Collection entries
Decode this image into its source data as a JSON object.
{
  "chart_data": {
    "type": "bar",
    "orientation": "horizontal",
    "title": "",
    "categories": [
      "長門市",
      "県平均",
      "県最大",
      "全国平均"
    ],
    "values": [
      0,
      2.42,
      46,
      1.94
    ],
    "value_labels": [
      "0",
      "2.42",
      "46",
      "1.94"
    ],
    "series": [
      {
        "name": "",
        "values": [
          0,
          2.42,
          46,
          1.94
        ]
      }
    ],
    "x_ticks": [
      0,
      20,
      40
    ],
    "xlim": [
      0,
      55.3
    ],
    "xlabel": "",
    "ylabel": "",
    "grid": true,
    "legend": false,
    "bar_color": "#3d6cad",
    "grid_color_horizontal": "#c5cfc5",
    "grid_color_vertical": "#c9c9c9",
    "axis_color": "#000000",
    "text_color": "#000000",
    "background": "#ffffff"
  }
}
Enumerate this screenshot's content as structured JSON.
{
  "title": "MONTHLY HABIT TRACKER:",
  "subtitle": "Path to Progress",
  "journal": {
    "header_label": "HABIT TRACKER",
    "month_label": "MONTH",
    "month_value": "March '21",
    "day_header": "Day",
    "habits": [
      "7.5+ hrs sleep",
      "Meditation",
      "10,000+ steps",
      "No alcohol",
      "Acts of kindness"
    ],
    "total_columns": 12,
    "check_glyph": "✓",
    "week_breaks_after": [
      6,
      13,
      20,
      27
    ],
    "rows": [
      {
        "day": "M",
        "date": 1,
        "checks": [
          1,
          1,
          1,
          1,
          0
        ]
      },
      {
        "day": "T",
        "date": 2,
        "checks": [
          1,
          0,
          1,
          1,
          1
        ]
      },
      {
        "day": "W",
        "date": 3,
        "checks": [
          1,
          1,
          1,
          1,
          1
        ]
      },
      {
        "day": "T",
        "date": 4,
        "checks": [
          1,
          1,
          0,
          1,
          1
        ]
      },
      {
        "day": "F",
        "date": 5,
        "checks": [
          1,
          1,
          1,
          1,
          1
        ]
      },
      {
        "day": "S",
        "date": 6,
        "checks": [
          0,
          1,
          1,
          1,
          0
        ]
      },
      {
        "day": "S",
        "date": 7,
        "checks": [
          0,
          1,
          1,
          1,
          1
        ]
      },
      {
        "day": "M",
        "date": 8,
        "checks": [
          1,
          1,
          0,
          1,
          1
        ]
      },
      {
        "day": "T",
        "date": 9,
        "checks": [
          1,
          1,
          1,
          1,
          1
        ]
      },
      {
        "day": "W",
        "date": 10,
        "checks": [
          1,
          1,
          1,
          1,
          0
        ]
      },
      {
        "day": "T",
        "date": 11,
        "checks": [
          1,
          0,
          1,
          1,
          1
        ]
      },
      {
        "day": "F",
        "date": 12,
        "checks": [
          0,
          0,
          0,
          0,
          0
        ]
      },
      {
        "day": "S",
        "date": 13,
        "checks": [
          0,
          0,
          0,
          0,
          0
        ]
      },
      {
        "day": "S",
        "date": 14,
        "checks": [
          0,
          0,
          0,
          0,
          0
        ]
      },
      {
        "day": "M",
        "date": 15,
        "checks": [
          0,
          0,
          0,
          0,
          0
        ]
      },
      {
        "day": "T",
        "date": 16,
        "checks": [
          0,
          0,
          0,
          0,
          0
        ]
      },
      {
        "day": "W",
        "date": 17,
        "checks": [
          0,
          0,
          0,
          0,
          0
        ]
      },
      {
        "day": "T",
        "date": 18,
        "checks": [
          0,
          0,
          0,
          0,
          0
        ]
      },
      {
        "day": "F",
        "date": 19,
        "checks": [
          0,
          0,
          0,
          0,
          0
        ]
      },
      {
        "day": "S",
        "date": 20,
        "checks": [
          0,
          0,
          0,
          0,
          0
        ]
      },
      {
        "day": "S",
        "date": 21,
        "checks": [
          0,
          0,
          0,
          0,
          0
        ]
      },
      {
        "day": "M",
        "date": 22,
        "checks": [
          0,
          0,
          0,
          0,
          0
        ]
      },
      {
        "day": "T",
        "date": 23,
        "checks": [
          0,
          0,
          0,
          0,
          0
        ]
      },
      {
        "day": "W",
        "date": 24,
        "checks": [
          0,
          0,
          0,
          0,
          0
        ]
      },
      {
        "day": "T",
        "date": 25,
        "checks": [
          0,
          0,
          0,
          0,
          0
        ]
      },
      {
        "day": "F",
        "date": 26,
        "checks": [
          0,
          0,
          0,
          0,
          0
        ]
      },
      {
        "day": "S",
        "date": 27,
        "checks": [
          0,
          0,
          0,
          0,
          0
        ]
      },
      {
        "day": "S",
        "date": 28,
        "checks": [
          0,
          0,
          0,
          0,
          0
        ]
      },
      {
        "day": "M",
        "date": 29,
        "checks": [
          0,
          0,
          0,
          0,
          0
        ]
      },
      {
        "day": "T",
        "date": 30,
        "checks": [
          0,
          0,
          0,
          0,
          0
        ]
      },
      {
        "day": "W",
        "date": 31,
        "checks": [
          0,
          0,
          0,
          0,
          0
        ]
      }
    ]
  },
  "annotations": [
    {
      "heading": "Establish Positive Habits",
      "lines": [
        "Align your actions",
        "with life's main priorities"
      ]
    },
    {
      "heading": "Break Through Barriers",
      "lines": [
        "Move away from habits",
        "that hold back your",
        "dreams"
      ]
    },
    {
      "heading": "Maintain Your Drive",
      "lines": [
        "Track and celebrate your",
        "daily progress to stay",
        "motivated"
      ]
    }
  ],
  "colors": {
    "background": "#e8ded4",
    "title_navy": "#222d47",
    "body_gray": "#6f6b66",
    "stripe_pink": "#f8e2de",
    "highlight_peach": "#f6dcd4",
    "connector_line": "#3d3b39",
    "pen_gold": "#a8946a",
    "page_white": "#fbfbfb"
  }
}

Problem statement - Give only a number: how many lines of the data hold the string "TRACKER"?

Final result - 2